[start]

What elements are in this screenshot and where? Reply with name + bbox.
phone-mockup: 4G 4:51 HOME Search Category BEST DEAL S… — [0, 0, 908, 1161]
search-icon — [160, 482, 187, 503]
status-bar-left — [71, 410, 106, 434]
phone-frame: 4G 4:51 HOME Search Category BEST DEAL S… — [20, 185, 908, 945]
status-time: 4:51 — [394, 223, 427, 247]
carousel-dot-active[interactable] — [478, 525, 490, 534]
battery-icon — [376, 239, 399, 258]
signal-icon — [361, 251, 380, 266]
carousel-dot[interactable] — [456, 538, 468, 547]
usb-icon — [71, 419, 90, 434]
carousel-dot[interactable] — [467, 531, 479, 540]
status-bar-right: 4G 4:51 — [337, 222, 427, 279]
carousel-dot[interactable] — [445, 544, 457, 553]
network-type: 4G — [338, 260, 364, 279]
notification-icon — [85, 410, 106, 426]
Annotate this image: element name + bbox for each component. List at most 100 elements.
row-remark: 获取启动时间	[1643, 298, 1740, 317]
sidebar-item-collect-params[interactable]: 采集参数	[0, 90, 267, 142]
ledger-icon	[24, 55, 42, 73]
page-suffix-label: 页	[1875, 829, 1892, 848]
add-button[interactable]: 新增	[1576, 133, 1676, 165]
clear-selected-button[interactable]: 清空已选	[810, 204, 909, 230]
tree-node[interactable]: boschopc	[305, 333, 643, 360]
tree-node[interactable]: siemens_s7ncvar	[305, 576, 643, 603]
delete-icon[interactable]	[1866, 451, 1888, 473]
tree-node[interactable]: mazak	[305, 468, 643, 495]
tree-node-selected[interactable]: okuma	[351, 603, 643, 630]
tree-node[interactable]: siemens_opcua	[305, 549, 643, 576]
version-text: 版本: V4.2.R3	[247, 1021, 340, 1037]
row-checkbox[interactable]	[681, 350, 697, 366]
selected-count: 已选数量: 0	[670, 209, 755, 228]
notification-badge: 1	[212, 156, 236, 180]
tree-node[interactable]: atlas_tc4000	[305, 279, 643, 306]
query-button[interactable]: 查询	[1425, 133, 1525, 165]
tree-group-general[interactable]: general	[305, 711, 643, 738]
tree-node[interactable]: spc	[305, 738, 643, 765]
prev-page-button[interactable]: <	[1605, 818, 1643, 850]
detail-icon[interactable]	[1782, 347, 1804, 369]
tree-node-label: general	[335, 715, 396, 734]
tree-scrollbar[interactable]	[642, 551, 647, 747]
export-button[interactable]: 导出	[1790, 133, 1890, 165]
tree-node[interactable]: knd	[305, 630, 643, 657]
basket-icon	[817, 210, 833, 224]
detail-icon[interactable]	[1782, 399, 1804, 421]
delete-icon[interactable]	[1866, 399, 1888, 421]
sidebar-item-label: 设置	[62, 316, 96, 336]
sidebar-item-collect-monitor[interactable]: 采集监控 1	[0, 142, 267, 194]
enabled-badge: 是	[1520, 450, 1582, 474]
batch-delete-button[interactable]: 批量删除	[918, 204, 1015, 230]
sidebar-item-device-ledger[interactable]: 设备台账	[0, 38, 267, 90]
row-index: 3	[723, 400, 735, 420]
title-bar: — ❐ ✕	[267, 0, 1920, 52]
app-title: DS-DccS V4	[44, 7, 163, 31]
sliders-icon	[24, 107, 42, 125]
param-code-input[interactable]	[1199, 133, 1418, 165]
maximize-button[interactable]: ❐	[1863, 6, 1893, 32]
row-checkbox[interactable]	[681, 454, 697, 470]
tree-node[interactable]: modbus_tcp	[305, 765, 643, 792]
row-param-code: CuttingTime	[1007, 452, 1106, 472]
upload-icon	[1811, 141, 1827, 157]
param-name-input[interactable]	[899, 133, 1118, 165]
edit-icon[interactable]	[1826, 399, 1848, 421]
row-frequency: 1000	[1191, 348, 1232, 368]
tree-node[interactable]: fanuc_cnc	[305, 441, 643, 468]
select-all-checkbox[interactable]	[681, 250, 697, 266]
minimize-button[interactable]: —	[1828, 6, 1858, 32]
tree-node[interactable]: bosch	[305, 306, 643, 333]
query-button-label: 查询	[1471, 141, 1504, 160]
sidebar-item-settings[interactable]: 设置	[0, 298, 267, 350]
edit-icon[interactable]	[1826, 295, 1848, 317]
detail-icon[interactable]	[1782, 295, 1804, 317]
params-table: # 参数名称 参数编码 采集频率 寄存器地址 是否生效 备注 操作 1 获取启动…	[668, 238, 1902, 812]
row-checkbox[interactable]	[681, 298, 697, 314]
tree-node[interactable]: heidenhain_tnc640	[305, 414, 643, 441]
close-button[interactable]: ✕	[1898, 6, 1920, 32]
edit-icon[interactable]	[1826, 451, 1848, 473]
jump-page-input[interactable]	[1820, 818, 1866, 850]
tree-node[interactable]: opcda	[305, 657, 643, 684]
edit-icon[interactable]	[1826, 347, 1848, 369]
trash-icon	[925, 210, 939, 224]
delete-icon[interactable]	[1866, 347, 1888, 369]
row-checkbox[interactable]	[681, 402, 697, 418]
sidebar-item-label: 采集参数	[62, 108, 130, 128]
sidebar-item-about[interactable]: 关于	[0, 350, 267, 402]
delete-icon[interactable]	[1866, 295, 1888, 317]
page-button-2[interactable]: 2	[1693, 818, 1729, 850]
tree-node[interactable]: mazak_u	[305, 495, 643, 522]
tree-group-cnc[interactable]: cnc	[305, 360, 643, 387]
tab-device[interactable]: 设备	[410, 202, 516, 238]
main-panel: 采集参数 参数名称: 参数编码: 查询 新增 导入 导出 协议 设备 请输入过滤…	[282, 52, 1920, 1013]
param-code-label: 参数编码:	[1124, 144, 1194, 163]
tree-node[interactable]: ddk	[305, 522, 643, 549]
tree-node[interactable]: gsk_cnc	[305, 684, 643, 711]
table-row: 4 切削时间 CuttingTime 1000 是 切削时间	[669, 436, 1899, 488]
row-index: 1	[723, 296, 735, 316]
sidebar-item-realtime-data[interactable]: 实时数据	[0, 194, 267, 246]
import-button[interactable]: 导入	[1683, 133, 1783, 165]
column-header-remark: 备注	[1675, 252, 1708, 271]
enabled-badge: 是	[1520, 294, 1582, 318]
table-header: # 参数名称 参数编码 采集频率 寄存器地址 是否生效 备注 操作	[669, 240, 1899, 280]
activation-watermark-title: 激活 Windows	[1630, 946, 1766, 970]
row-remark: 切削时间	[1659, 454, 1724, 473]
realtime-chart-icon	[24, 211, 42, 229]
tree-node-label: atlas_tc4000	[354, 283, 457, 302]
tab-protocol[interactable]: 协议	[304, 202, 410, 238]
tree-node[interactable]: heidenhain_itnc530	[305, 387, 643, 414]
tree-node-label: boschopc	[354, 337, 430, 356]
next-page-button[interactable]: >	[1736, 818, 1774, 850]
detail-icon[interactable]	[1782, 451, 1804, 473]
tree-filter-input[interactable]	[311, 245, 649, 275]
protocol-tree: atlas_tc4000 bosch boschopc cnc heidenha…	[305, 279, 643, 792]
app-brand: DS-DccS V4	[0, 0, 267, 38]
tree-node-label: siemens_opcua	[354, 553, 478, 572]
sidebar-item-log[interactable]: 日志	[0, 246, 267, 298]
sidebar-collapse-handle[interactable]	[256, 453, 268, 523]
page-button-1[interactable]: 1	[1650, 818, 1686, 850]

[end]

### Description of the task
Can you pull every line from the records above and copy each one out unchanged?

### Full output
What elements are in this screenshot and where? Reply with name + bbox.
phone-mockup: 4G 4:51 HOME Search Category BEST DEAL S… — [0, 0, 908, 1161]
search-icon — [160, 482, 187, 503]
status-bar-left — [71, 410, 106, 434]
phone-frame: 4G 4:51 HOME Search Category BEST DEAL S… — [20, 185, 908, 945]
status-time: 4:51 — [394, 223, 427, 247]
carousel-dot-active[interactable] — [478, 525, 490, 534]
battery-icon — [376, 239, 399, 258]
signal-icon — [361, 251, 380, 266]
carousel-dot[interactable] — [456, 538, 468, 547]
usb-icon — [71, 419, 90, 434]
carousel-dot[interactable] — [467, 531, 479, 540]
status-bar-right: 4G 4:51 — [337, 222, 427, 279]
carousel-dot[interactable] — [445, 544, 457, 553]
network-type: 4G — [338, 260, 364, 279]
notification-icon — [85, 410, 106, 426]
Annotate this image: element name + bbox for each component. List at most 100 elements.
row-remark: 获取启动时间	[1643, 298, 1740, 317]
sidebar-item-collect-params[interactable]: 采集参数	[0, 90, 267, 142]
ledger-icon	[24, 55, 42, 73]
page-suffix-label: 页	[1875, 829, 1892, 848]
add-button[interactable]: 新增	[1576, 133, 1676, 165]
clear-selected-button[interactable]: 清空已选	[810, 204, 909, 230]
tree-node[interactable]: boschopc	[305, 333, 643, 360]
tree-node[interactable]: siemens_s7ncvar	[305, 576, 643, 603]
delete-icon[interactable]	[1866, 451, 1888, 473]
tree-node[interactable]: mazak	[305, 468, 643, 495]
tree-node-selected[interactable]: okuma	[351, 603, 643, 630]
tree-node[interactable]: siemens_opcua	[305, 549, 643, 576]
version-text: 版本: V4.2.R3	[247, 1021, 340, 1037]
row-checkbox[interactable]	[681, 350, 697, 366]
selected-count: 已选数量: 0	[670, 209, 755, 228]
notification-badge: 1	[212, 156, 236, 180]
tree-node[interactable]: atlas_tc4000	[305, 279, 643, 306]
query-button[interactable]: 查询	[1425, 133, 1525, 165]
tree-group-general[interactable]: general	[305, 711, 643, 738]
tree-node[interactable]: spc	[305, 738, 643, 765]
prev-page-button[interactable]: <	[1605, 818, 1643, 850]
detail-icon[interactable]	[1782, 347, 1804, 369]
tree-node-label: general	[335, 715, 396, 734]
tree-scrollbar[interactable]	[642, 551, 647, 747]
export-button[interactable]: 导出	[1790, 133, 1890, 165]
tree-node[interactable]: knd	[305, 630, 643, 657]
basket-icon	[817, 210, 833, 224]
detail-icon[interactable]	[1782, 399, 1804, 421]
delete-icon[interactable]	[1866, 399, 1888, 421]
sidebar-item-label: 设置	[62, 316, 96, 336]
sidebar-item-collect-monitor[interactable]: 采集监控 1	[0, 142, 267, 194]
enabled-badge: 是	[1520, 450, 1582, 474]
batch-delete-button[interactable]: 批量删除	[918, 204, 1015, 230]
sidebar-item-device-ledger[interactable]: 设备台账	[0, 38, 267, 90]
row-index: 3	[723, 400, 735, 420]
title-bar: — ❐ ✕	[267, 0, 1920, 52]
app-title: DS-DccS V4	[44, 7, 163, 31]
sliders-icon	[24, 107, 42, 125]
param-code-input[interactable]	[1199, 133, 1418, 165]
maximize-button[interactable]: ❐	[1863, 6, 1893, 32]
row-checkbox[interactable]	[681, 454, 697, 470]
tree-node[interactable]: modbus_tcp	[305, 765, 643, 792]
row-param-code: CuttingTime	[1007, 452, 1106, 472]
upload-icon	[1811, 141, 1827, 157]
param-name-input[interactable]	[899, 133, 1118, 165]
edit-icon[interactable]	[1826, 399, 1848, 421]
row-frequency: 1000	[1191, 348, 1232, 368]
tree-node[interactable]: fanuc_cnc	[305, 441, 643, 468]
select-all-checkbox[interactable]	[681, 250, 697, 266]
minimize-button[interactable]: —	[1828, 6, 1858, 32]
tree-node[interactable]: bosch	[305, 306, 643, 333]
query-button-label: 查询	[1471, 141, 1504, 160]
sidebar-item-settings[interactable]: 设置	[0, 298, 267, 350]
edit-icon[interactable]	[1826, 295, 1848, 317]
detail-icon[interactable]	[1782, 295, 1804, 317]
params-table: # 参数名称 参数编码 采集频率 寄存器地址 是否生效 备注 操作 1 获取启动…	[668, 238, 1902, 812]
row-checkbox[interactable]	[681, 298, 697, 314]
tree-node[interactable]: heidenhain_tnc640	[305, 414, 643, 441]
close-button[interactable]: ✕	[1898, 6, 1920, 32]
edit-icon[interactable]	[1826, 451, 1848, 473]
jump-page-input[interactable]	[1820, 818, 1866, 850]
tree-node[interactable]: opcda	[305, 657, 643, 684]
edit-icon[interactable]	[1826, 347, 1848, 369]
trash-icon	[925, 210, 939, 224]
delete-icon[interactable]	[1866, 347, 1888, 369]
row-checkbox[interactable]	[681, 402, 697, 418]
sidebar-item-label: 采集参数	[62, 108, 130, 128]
sidebar-item-about[interactable]: 关于	[0, 350, 267, 402]
delete-icon[interactable]	[1866, 295, 1888, 317]
page-button-2[interactable]: 2	[1693, 818, 1729, 850]
tree-node[interactable]: mazak_u	[305, 495, 643, 522]
tree-group-cnc[interactable]: cnc	[305, 360, 643, 387]
tab-device[interactable]: 设备	[410, 202, 516, 238]
main-panel: 采集参数 参数名称: 参数编码: 查询 新增 导入 导出 协议 设备 请输入过滤…	[282, 52, 1920, 1013]
param-code-label: 参数编码:	[1124, 144, 1194, 163]
tree-node[interactable]: ddk	[305, 522, 643, 549]
tree-node[interactable]: gsk_cnc	[305, 684, 643, 711]
table-row: 4 切削时间 CuttingTime 1000 是 切削时间	[669, 436, 1899, 488]
row-index: 1	[723, 296, 735, 316]
sidebar-item-realtime-data[interactable]: 实时数据	[0, 194, 267, 246]
import-button[interactable]: 导入	[1683, 133, 1783, 165]
column-header-remark: 备注	[1675, 252, 1708, 271]
enabled-badge: 是	[1520, 294, 1582, 318]
table-header: # 参数名称 参数编码 采集频率 寄存器地址 是否生效 备注 操作	[669, 240, 1899, 280]
activation-watermark-title: 激活 Windows	[1630, 946, 1766, 970]
row-remark: 切削时间	[1659, 454, 1724, 473]
realtime-chart-icon	[24, 211, 42, 229]
tree-node-label: atlas_tc4000	[354, 283, 457, 302]
tab-protocol[interactable]: 协议	[304, 202, 410, 238]
tree-node[interactable]: heidenhain_itnc530	[305, 387, 643, 414]
tree-node-label: boschopc	[354, 337, 430, 356]
next-page-button[interactable]: >	[1736, 818, 1774, 850]
detail-icon[interactable]	[1782, 451, 1804, 473]
tree-filter-input[interactable]	[311, 245, 649, 275]
protocol-tree: atlas_tc4000 bosch boschopc cnc heidenha…	[305, 279, 643, 792]
app-brand: DS-DccS V4	[0, 0, 267, 38]
tree-node-label: siemens_opcua	[354, 553, 478, 572]
sidebar-item-log[interactable]: 日志	[0, 246, 267, 298]
sidebar-collapse-handle[interactable]	[256, 453, 268, 523]
page-button-1[interactable]: 1	[1650, 818, 1686, 850]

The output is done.